Исследуемый текст:
Сейчас я потерял семью, дочь и больная мать ушли во время бомбардировки, и я не знаю, где они, квартира сгорела со всем имуществом. Прошу Вас решить справедливо этот вопрос».
Поддавшись волне паники
Было наказано и руководство Заднепровского района, свидетельствуют архивные данные. На заседании бюро Смоленского обкома ВКП(б) 2 июля 1941 г. секретари Заднепровского райкома ВКП(б) Потапенко и Ф.Я. Макаров были обвинены в том, что «29 июня 1941 г. после ночной бомбёжки гор. Смоленска фашистскими палачами под предлогом спасения партийных документов сбежали из гор. Смоленска в гор. Вязьму, бросив на произвол Заднепровский район, тем самым проявили трусость, паникёрство, внесли панику и вернулись в гор. Смоленск по предложению секретаря обкома ВКП(б) г. Богданова». Наказание было типовым – снятие с работы, исключение из членов ВКП(б) и передача материалов в военный трибунал. На этом же заседании был рассмотрен вопрос и о поступке заведующего транспортным отделом Смоленского обкома ВКП(б) Г.Н. Железнякова, который «после ночной бомбардировки города вражескими самолётами сбежал в гор. Ярцево и возвратился в гор. Смоленск только 1 июля 1941 г., проявив трусость и паникёрство». Наказание вынесено по стандартной схеме.
Сегодня уже сложно давать категоричные оценки поступкам людей, оказавшихся в экстремальной ситуации горящего города, но очевидно, что первые лица Смоленска и области вели себя не лучше своих подчинённых, поддавшись общей волне паники и дезориентации.

[Данные сегментации страниц]

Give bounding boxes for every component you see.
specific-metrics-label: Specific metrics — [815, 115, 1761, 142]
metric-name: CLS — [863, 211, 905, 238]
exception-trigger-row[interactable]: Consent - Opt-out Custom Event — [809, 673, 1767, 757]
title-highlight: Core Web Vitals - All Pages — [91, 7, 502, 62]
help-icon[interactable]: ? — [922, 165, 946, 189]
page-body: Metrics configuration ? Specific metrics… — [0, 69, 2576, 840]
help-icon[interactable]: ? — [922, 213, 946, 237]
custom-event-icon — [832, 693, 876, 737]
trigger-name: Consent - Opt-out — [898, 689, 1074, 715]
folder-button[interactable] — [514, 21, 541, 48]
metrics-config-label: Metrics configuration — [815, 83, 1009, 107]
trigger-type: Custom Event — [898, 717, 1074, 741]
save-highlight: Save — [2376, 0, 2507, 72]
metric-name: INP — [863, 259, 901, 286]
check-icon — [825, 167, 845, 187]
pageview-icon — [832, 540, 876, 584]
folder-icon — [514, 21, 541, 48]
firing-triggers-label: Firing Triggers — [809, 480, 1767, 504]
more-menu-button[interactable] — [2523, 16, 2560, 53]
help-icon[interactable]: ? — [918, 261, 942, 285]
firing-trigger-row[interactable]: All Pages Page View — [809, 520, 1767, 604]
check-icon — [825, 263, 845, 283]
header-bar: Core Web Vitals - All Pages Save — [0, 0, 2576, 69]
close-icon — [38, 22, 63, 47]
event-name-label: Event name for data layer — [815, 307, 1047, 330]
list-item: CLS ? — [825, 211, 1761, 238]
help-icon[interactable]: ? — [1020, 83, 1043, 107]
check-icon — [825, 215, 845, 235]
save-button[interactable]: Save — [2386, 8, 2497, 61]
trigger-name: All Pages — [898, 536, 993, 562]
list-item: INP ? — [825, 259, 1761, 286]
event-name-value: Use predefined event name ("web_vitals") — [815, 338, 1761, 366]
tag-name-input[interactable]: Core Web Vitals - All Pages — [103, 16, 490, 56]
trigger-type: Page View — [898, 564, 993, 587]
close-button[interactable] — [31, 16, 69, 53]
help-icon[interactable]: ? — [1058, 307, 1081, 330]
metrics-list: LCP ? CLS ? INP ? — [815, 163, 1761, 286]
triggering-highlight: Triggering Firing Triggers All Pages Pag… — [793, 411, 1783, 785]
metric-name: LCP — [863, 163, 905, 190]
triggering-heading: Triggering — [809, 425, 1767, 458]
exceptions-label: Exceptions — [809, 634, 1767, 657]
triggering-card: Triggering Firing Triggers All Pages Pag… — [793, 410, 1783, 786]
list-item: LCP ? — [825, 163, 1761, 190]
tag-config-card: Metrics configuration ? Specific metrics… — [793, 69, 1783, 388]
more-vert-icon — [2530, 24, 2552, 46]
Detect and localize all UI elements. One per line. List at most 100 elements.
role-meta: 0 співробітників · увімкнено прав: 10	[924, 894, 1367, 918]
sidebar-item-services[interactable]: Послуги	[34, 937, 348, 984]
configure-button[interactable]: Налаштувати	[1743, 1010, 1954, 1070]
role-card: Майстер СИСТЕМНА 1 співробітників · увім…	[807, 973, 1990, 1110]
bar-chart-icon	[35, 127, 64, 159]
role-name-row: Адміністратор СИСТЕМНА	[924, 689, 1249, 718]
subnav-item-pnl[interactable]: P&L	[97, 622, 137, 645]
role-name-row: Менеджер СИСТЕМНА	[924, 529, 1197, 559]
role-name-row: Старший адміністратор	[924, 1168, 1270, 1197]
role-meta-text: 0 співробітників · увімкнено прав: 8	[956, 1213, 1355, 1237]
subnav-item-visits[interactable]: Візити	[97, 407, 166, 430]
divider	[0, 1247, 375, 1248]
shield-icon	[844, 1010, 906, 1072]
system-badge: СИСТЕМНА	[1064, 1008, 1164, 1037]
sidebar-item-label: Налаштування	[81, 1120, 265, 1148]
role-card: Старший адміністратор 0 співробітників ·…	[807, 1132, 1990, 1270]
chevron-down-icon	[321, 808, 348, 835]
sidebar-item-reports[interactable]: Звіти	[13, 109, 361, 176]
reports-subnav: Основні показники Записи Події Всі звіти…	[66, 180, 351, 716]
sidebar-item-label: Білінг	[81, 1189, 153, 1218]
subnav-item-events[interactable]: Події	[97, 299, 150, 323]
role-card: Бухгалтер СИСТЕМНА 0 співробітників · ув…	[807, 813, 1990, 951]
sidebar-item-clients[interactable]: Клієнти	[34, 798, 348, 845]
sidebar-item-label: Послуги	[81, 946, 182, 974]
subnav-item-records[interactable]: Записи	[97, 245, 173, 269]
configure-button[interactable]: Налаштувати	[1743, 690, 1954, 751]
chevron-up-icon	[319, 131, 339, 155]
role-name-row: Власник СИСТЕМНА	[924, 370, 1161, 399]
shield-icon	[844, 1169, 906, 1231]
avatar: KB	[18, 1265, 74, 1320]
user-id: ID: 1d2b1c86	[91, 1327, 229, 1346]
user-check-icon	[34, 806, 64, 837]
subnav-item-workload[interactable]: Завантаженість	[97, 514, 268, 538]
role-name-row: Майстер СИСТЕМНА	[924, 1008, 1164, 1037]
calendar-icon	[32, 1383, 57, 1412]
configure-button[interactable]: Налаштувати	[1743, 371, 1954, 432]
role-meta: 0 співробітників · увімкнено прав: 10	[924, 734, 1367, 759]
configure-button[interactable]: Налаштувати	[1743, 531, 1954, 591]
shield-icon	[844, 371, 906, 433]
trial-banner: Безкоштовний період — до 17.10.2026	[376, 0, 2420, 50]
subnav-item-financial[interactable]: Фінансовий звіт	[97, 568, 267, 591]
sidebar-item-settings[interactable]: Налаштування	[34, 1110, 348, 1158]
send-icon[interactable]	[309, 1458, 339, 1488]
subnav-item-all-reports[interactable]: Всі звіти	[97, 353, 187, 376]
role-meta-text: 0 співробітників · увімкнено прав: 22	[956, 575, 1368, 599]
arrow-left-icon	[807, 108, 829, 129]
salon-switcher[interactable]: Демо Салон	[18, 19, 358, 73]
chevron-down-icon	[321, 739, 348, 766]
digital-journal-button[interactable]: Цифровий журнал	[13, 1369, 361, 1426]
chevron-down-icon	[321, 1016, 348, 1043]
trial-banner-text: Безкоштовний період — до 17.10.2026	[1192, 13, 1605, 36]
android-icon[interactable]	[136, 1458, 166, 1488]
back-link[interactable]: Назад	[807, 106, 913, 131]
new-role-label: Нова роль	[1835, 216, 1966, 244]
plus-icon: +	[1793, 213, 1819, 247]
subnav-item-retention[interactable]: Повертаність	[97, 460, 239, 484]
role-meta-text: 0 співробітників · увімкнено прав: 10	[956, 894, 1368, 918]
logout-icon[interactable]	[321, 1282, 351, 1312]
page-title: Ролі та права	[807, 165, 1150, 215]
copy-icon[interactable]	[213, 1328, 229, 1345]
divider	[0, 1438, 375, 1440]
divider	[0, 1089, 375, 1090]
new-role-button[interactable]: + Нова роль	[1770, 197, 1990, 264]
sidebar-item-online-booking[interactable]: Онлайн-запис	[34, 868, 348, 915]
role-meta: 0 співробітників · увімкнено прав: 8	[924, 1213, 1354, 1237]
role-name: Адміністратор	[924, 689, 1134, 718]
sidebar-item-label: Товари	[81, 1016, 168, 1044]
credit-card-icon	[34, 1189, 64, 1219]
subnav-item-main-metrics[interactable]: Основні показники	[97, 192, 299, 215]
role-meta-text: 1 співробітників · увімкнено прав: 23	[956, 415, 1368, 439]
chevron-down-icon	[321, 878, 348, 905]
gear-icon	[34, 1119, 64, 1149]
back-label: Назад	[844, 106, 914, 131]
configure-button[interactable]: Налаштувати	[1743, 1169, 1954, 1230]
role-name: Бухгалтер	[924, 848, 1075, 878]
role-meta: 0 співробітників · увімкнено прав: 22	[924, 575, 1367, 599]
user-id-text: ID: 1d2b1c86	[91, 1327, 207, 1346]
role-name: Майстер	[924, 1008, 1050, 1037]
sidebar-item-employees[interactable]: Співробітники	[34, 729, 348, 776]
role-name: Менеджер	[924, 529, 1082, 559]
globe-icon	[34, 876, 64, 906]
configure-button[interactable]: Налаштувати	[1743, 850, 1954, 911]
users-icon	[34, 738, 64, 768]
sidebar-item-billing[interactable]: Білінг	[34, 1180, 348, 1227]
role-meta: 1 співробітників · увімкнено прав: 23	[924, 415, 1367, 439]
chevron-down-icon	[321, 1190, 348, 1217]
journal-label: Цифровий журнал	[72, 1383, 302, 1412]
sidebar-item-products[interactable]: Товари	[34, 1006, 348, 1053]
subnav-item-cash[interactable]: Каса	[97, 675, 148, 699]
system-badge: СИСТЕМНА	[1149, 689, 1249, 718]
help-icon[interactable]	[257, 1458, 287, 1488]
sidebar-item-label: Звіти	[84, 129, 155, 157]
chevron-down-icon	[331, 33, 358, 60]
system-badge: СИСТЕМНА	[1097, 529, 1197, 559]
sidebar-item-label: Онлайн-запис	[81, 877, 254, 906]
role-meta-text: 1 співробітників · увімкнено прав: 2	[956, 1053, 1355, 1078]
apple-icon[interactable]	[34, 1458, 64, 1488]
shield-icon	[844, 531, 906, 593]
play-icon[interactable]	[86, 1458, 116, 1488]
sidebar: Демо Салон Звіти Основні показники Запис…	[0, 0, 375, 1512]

Задания:
A - Воспроизведите без изменений отрывок текста о Смоленске от слов «Сегодня уже сложно» до слов «паники и дезориентации.» включительно.
B - Кто из людей назван в тексте о Смоленске по фамилии?

Решения:
A -
Сегодня уже сложно давать категоричные оценки поступкам людей, оказавшихся в экстремальной ситуации горящего города, но очевидно, что первые лица Смоленска и области вели себя не лучше своих подчинённых, поддавшись общей волне паники и дезориентации.

B - Потапенко, Ф.Я. Макаров, Богданов, Г.Н. Железняков